Given passage:
⁂

RandAugment 견고성 향상

견고성 향상을 위한 이미지 분류를 위한 RandAugment

저자 : Sayak PaulSachin Prasad
생성일 : 2021/03/13
최종 편집일 : 2023/12/12
설명 : RandAugment for training an image classification model with improved robustness.

ⓘ 이 예제는 Keras 3를 사용합니다.

Data augmentation is a very useful technique that can help to improve the translational invariance of convolutional neural networks (CNN). RandAugment is a stochastic data augmentation routine for vision data and was proposed in RandAugment: Practical automated data augmentation with a reduced search space. It is composed of strong augmentation transforms like color jitters, Gaussian blurs, saturations, etc. along with more traditional augmentation transforms such as random crops.

These parameters are tuned for a given dataset and a network architecture. The authors of RandAugment also provide pseudocode of RandAugment in the original paper (Figure 2).

Recently, it has been a key component of works like Noisy Student Training and Unsupervised Data Augmentation for Consistency Training. It has been also central to the success of EfficientNets.

pip install keras-cv

Imports & setup

import os

os.environ["KERAS_BACKEND"] = "tensorflow"
import keras
import keras_cv
from keras import ops
from keras import layers
import tensorflow as tf
import numpy as np
import matplotlib.pyplot as plt
import tensorflow_datasets as tfds

tfds.disable_progress_bar()
keras.utils.set_random_seed(42)

Load the CIFAR10 dataset

For this example, we will be using the CIFAR10 dataset.

(x_train, y_train), (x_test, y_test) = keras.datasets.cifar10.load_data()
print(f"Total training examples: {len(x_train)}")
print(f"Total test examples: {len(x_test)}")
결과
Total training examples: 50000
Total test examples: 10000

Define hyperparameters

AUTO = tf.data.AUTOTUNE
BATCH_SIZE = 128
EPOCHS = 1
IMAGE_SIZE = 72

Initialize RandAugment object

Now, we will initialize a RandAugment object from the imgaug.augmenters module with the parameters suggested by the RandAugment authors.

rand_augment = keras_cv.layers.RandAugment(
    value_range=(0, 255), augmentations_per_image=3, magnitude=0.8
)

Create TensorFlow Dataset objects

train_ds_rand = (
    tf.data.Dataset.from_tensor_slices((x_train, y_train))
    .shuffle(BATCH_SIZE * 100)
    .batch(BATCH_SIZE)
    .map(
        lambda x, y: (tf.image.resize(x, (IMAGE_SIZE, IMAGE_SIZE)), y),
        num_parallel_calls=AUTO,
    )

⁂

Data section:

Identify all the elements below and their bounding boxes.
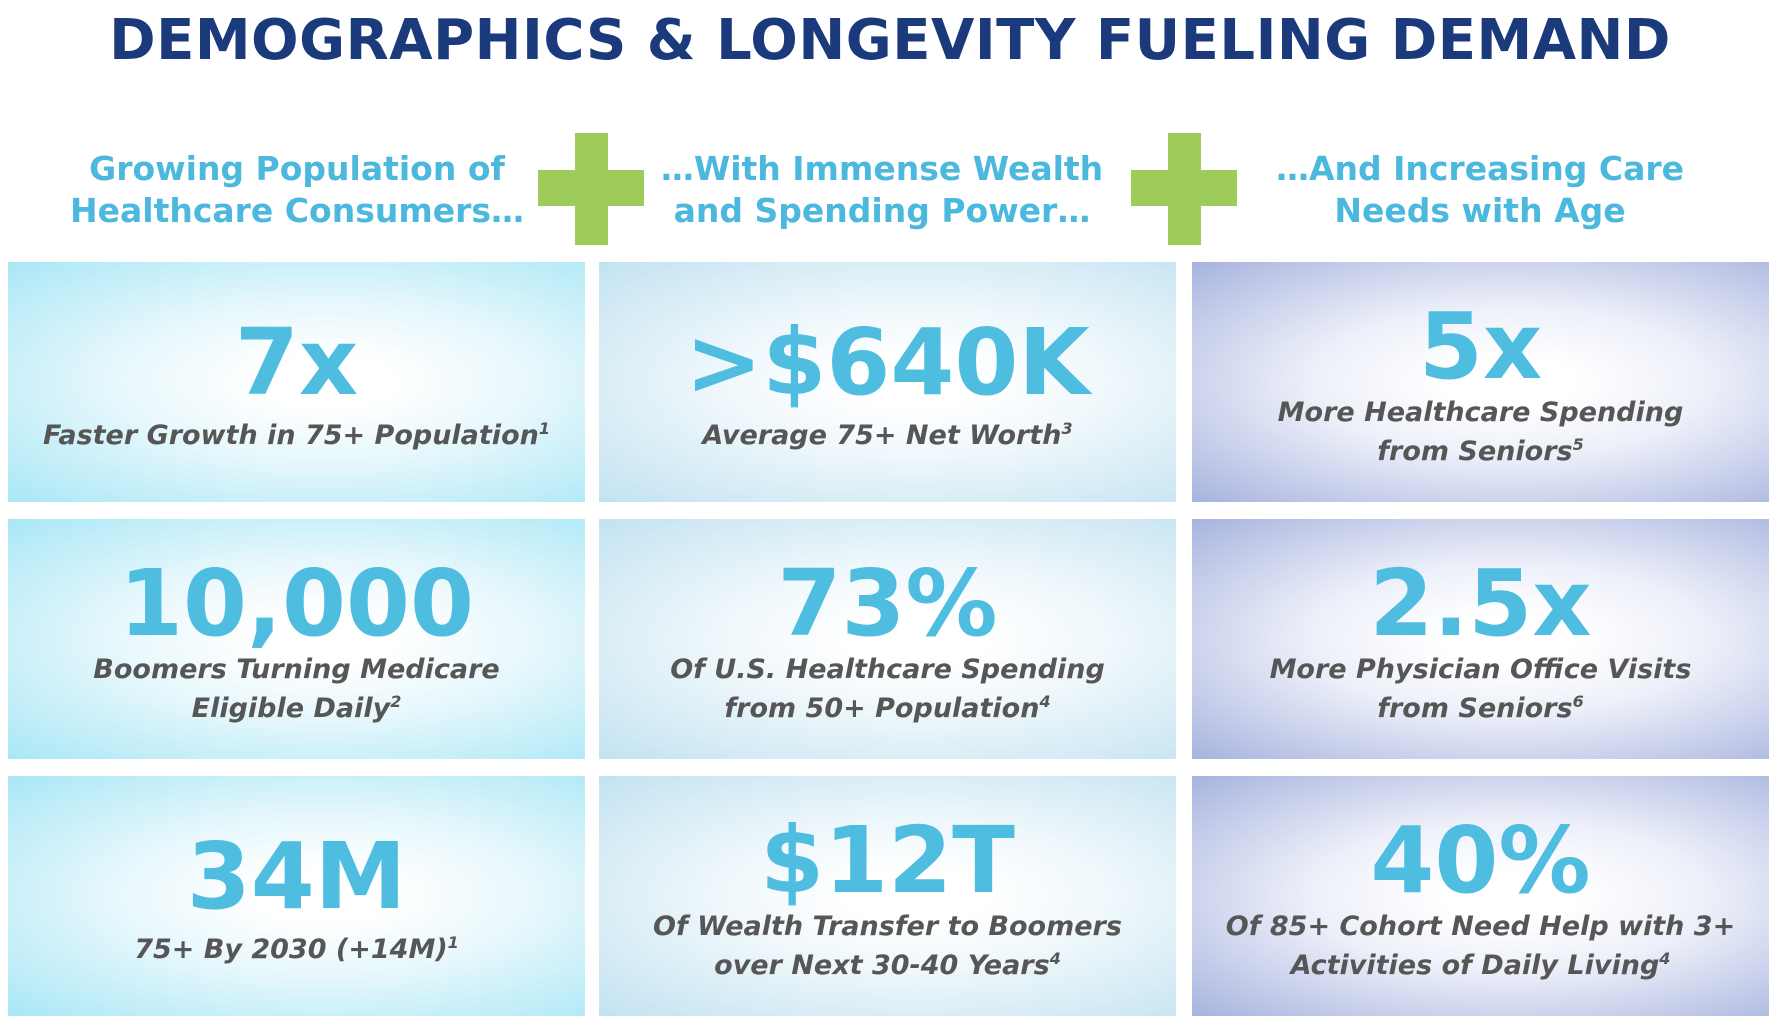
stat-tile: 10,000 Boomers Turning Medicare Eligible D… (8, 519, 585, 759)
stat-caption: Of Wealth Transfer to Boomers over Next 3… (653, 911, 1122, 982)
stat-caption: Of 85+ Cohort Need Help with 3+ Activitie… (1226, 911, 1735, 982)
stat-caption: 75+ By 2030 (+14M)1 (134, 927, 459, 966)
caption-line: Activities of Daily Living4 (1226, 943, 1735, 982)
stat-caption: More Physician Office Visits from Seniors… (1270, 654, 1692, 725)
caption-text: 75+ By 2030 (+14M) (134, 933, 448, 965)
caption-line: Boomers Turning Medicare (93, 654, 499, 686)
stat-value: $12T (760, 806, 1015, 914)
caption-text: Of U.S. Healthcare Spending (670, 653, 1105, 685)
caption-line: Faster Growth in 75+ Population1 (43, 413, 550, 452)
footnote-ref: 5 (1572, 434, 1584, 454)
header-line: Growing Population of (89, 149, 505, 188)
caption-text: More Healthcare Spending (1277, 396, 1684, 428)
caption-line: over Next 30-40 Years4 (653, 943, 1122, 982)
caption-text: Of 85+ Cohort Need Help with 3+ (1225, 910, 1736, 942)
caption-line: Of U.S. Healthcare Spending (670, 654, 1105, 686)
stat-tile: $12T Of Wealth Transfer to Boomers over Ne… (599, 776, 1176, 1016)
caption-line: from 50+ Population4 (670, 686, 1105, 725)
stat-value: 73% (777, 549, 998, 657)
stat-value: 40% (1370, 806, 1591, 914)
caption-text: from 50+ Population (724, 692, 1040, 724)
header-line: Needs with Age (1334, 191, 1626, 230)
stat-value: 34M (186, 822, 407, 930)
stat-value: >$640K (685, 308, 1090, 416)
header-line: …With Immense Wealth (660, 149, 1104, 188)
header-line: …And Increasing Care (1275, 149, 1685, 188)
stat-value: 10,000 (118, 549, 475, 657)
stat-caption: Average 75+ Net Worth3 (702, 413, 1072, 452)
caption-text: Boomers Turning Medicare (93, 653, 500, 685)
caption-line: More Healthcare Spending (1278, 397, 1684, 429)
caption-text: from Seniors (1377, 692, 1573, 724)
stat-tile: 40% Of 85+ Cohort Need Help with 3+ Activi… (1192, 776, 1769, 1016)
stat-caption: Boomers Turning Medicare Eligible Daily2 (93, 654, 499, 725)
caption-text: More Physician Office Visits (1269, 653, 1692, 685)
column-header: …With Immense Wealth and Spending Power… (622, 148, 1142, 232)
slide-title: DEMOGRAPHICS & LONGEVITY FUELING DEMAND (109, 8, 1671, 73)
caption-line: Of Wealth Transfer to Boomers (653, 911, 1122, 943)
caption-line: Average 75+ Net Worth3 (702, 413, 1072, 452)
stat-tile: 34M 75+ By 2030 (+14M)1 (8, 776, 585, 1016)
stat-value: 7x (234, 308, 359, 416)
caption-text: Eligible Daily (191, 692, 391, 724)
plus-bar (538, 170, 644, 206)
stat-caption: Faster Growth in 75+ Population1 (43, 413, 550, 452)
caption-line: from Seniors5 (1278, 429, 1684, 468)
caption-text: over Next 30-40 Years (714, 949, 1050, 981)
stat-value: 2.5x (1369, 549, 1592, 657)
stat-tile: 73% Of U.S. Healthcare Spending from 50+ P… (599, 519, 1176, 759)
footnote-ref: 4 (1049, 948, 1061, 968)
header-line: and Spending Power… (673, 191, 1091, 230)
stat-tile: 7x Faster Growth in 75+ Population1 (8, 262, 585, 502)
caption-line: Eligible Daily2 (93, 686, 499, 725)
caption-line: Of 85+ Cohort Need Help with 3+ (1226, 911, 1735, 943)
footnote-ref: 1 (447, 932, 459, 952)
caption-text: Average 75+ Net Worth (702, 419, 1062, 451)
footnote-ref: 4 (1039, 691, 1051, 711)
stat-caption: More Healthcare Spending from Seniors5 (1278, 397, 1684, 468)
column-header: Growing Population of Healthcare Consumer… (37, 148, 557, 232)
footnote-ref: 2 (390, 691, 402, 711)
footnote-ref: 1 (538, 418, 550, 438)
stat-tile: 2.5x More Physician Office Visits from Sen… (1192, 519, 1769, 759)
plus-icon (538, 133, 644, 245)
stat-value: 5x (1418, 292, 1543, 400)
caption-text: Faster Growth in 75+ Population (43, 419, 539, 451)
stat-caption: Of U.S. Healthcare Spending from 50+ Popu… (670, 654, 1105, 725)
caption-text: from Seniors (1377, 435, 1573, 467)
column-header: …And Increasing Care Needs with Age (1220, 148, 1740, 232)
header-line: Healthcare Consumers… (69, 191, 525, 230)
footnote-ref: 3 (1061, 418, 1073, 438)
plus-icon (1131, 133, 1237, 245)
footnote-ref: 6 (1572, 691, 1584, 711)
caption-text: Of Wealth Transfer to Boomers (653, 910, 1122, 942)
caption-text: Activities of Daily Living (1290, 949, 1660, 981)
caption-line: 75+ By 2030 (+14M)1 (134, 927, 459, 966)
stat-tile: >$640K Average 75+ Net Worth3 (599, 262, 1176, 502)
footnote-ref: 4 (1659, 948, 1671, 968)
caption-line: from Seniors6 (1270, 686, 1692, 725)
stat-tile: 5x More Healthcare Spending from Seniors5 (1192, 262, 1769, 502)
caption-line: More Physician Office Visits (1270, 654, 1692, 686)
plus-bar (1131, 170, 1237, 206)
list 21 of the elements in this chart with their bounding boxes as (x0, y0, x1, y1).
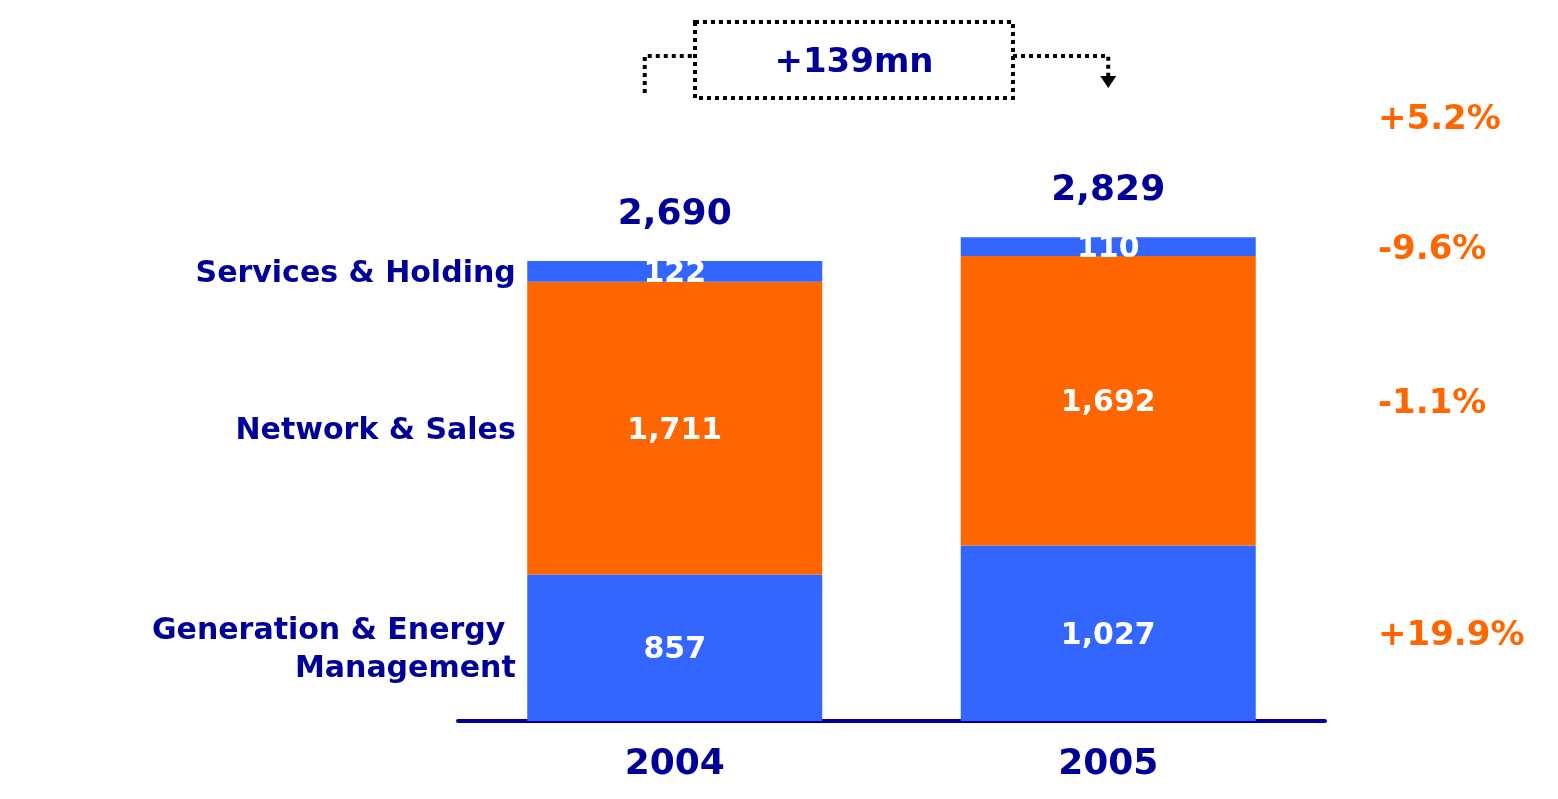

⁂

Task goal:
According to the RandAugment tutorial, what batch size is set among the hyperparameters? The entries above come from a different source than the RandAugment tutorial.

Complete output:
128